**Stated task:** Reproduce the complete listing without any deviation.

══════════════════════════════

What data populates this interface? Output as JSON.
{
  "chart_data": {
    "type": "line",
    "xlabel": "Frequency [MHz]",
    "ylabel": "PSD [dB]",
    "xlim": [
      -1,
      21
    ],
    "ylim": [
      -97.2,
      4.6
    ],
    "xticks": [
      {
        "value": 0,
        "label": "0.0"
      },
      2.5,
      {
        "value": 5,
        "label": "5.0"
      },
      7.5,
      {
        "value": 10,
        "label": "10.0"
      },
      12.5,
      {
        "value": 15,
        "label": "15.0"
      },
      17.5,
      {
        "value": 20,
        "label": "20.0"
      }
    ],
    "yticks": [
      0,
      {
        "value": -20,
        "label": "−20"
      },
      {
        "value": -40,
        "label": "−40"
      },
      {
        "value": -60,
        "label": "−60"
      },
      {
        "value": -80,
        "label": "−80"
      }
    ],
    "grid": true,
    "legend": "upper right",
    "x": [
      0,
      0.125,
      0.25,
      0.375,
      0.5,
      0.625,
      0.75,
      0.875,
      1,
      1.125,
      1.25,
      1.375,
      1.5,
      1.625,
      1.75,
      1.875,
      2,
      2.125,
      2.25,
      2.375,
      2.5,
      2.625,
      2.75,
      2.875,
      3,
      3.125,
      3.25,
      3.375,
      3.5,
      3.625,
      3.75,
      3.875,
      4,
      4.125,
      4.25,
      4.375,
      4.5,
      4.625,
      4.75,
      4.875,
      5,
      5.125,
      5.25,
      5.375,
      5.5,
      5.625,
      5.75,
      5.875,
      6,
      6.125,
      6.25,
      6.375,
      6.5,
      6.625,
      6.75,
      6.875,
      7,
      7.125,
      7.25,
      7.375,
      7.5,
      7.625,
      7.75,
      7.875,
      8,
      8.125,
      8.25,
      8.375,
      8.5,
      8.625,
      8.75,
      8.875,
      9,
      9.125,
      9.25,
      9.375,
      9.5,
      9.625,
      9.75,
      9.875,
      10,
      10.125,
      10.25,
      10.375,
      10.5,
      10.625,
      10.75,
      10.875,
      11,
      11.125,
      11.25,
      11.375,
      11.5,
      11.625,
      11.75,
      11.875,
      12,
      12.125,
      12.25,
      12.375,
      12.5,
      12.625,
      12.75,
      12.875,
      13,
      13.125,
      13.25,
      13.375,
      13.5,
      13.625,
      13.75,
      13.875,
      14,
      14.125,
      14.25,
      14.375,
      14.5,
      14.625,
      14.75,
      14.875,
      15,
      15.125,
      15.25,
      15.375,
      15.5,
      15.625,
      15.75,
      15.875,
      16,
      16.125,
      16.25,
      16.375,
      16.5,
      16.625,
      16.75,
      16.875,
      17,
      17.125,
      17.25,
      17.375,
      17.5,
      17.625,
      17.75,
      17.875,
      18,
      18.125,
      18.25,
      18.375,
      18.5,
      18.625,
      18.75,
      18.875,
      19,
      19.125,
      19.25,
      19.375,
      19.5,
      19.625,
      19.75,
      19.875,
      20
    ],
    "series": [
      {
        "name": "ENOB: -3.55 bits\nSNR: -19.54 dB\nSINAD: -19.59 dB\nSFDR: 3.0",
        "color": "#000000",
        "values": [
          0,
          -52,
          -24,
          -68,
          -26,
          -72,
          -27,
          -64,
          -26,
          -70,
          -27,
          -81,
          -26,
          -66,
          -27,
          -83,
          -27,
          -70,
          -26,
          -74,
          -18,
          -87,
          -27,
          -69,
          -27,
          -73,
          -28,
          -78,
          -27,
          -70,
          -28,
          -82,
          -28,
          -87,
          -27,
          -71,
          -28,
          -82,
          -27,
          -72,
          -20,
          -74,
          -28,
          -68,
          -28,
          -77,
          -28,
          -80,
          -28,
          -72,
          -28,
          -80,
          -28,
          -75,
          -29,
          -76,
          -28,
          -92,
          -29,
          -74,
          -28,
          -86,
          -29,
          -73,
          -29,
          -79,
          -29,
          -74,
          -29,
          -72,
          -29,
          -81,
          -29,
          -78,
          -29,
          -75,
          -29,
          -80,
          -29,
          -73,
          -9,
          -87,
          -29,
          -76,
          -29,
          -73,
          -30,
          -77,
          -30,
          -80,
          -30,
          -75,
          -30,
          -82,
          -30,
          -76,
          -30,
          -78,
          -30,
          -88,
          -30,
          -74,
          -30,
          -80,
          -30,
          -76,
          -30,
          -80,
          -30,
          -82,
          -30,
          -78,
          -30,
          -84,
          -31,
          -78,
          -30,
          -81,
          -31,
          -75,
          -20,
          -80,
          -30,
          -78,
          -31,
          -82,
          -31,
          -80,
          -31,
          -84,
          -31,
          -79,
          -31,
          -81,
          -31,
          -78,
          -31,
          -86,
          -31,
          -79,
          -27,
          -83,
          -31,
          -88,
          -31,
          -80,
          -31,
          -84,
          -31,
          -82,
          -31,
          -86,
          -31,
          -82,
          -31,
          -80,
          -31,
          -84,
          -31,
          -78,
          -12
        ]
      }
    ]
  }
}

══════════════════════════════

**The solution:**
What data populates this interface? Output as JSON.
{
  "chart_data": {
    "type": "line",
    "xlabel": "Frequency [MHz]",
    "ylabel": "PSD [dB]",
    "xlim": [
      -1,
      21
    ],
    "ylim": [
      -97.2,
      4.6
    ],
    "xticks": [
      {
        "value": 0,
        "label": "0.0"
      },
      2.5,
      {
        "value": 5,
        "label": "5.0"
      },
      7.5,
      {
        "value": 10,
        "label": "10.0"
      },
      12.5,
      {
        "value": 15,
        "label": "15.0"
      },
      17.5,
      {
        "value": 20,
        "label": "20.0"
      }
    ],
    "yticks": [
      0,
      {
        "value": -20,
        "label": "−20"
      },
      {
        "value": -40,
        "label": "−40"
      },
      {
        "value": -60,
        "label": "−60"
      },
      {
        "value": -80,
        "label": "−80"
      }
    ],
    "grid": true,
    "legend": "upper right",
    "x": [
      0,
      0.125,
      0.25,
      0.375,
      0.5,
      0.625,
      0.75,
      0.875,
      1,
      1.125,
      1.25,
      1.375,
      1.5,
      1.625,
      1.75,
      1.875,
      2,
      2.125,
      2.25,
      2.375,
      2.5,
      2.625,
      2.75,
      2.875,
      3,
      3.125,
      3.25,
      3.375,
      3.5,
      3.625,
      3.75,
      3.875,
      4,
      4.125,
      4.25,
      4.375,
      4.5,
      4.625,
      4.75,
      4.875,
      5,
      5.125,
      5.25,
      5.375,
      5.5,
      5.625,
      5.75,
      5.875,
      6,
      6.125,
      6.25,
      6.375,
      6.5,
      6.625,
      6.75,
      6.875,
      7,
      7.125,
      7.25,
      7.375,
      7.5,
      7.625,
      7.75,
      7.875,
      8,
      8.125,
      8.25,
      8.375,
      8.5,
      8.625,
      8.75,
      8.875,
      9,
      9.125,
      9.25,
      9.375,
      9.5,
      9.625,
      9.75,
      9.875,
      10,
      10.125,
      10.25,
      10.375,
      10.5,
      10.625,
      10.75,
      10.875,
      11,
      11.125,
      11.25,
      11.375,
      11.5,
      11.625,
      11.75,
      11.875,
      12,
      12.125,
      12.25,
      12.375,
      12.5,
      12.625,
      12.75,
      12.875,
      13,
      13.125,
      13.25,
      13.375,
      13.5,
      13.625,
      13.75,
      13.875,
      14,
      14.125,
      14.25,
      14.375,
      14.5,
      14.625,
      14.75,
      14.875,
      15,
      15.125,
      15.25,
      15.375,
      15.5,
      15.625,
      15.75,
      15.875,
      16,
      16.125,
      16.25,
      16.375,
      16.5,
      16.625,
      16.75,
      16.875,
      17,
      17.125,
      17.25,
      17.375,
      17.5,
      17.625,
      17.75,
      17.875,
      18,
      18.125,
      18.25,
      18.375,
      18.5,
      18.625,
      18.75,
      18.875,
      19,
      19.125,
      19.25,
      19.375,
      19.5,
      19.625,
      19.75,
      19.875,
      20
    ],
    "series": [
      {
        "name": "ENOB: -3.55 bits\nSNR: -19.54 dB\nSINAD: -19.59 dB\nSFDR: 3.0",
        "color": "#000000",
        "values": [
          0,
          -52,
          -24,
          -68,
          -26,
          -72,
          -27,
          -64,
          -26,
          -70,
          -27,
          -81,
          -26,
          -66,
          -27,
          -83,
          -27,
          -70,
          -26,
          -74,
          -18,
          -87,
          -27,
          -69,
          -27,
          -73,
          -28,
          -78,
          -27,
          -70,
          -28,
          -82,
          -28,
          -87,
          -27,
          -71,
          -28,
          -82,
          -27,
          -72,
          -20,
          -74,
          -28,
          -68,
          -28,
          -77,
          -28,
          -80,
          -28,
          -72,
          -28,
          -80,
          -28,
          -75,
          -29,
          -76,
          -28,
          -92,
          -29,
          -74,
          -28,
          -86,
          -29,
          -73,
          -29,
          -79,
          -29,
          -74,
          -29,
          -72,
          -29,
          -81,
          -29,
          -78,
          -29,
          -75,
          -29,
          -80,
          -29,
          -73,
          -9,
          -87,
          -29,
          -76,
          -29,
          -73,
          -30,
          -77,
          -30,
          -80,
          -30,
          -75,
          -30,
          -82,
          -30,
          -76,
          -30,
          -78,
          -30,
          -88,
          -30,
          -74,
          -30,
          -80,
          -30,
          -76,
          -30,
          -80,
          -30,
          -82,
          -30,
          -78,
          -30,
          -84,
          -31,
          -78,
          -30,
          -81,
          -31,
          -75,
          -20,
          -80,
          -30,
          -78,
          -31,
          -82,
          -31,
          -80,
          -31,
          -84,
          -31,
          -79,
          -31,
          -81,
          -31,
          -78,
          -31,
          -86,
          -31,
          -79,
          -27,
          -83,
          -31,
          -88,
          -31,
          -80,
          -31,
          -84,
          -31,
          -82,
          -31,
          -86,
          -31,
          -82,
          -31,
          -80,
          -31,
          -84,
          -31,
          -78,
          -12
        ]
      }
    ]
  }
}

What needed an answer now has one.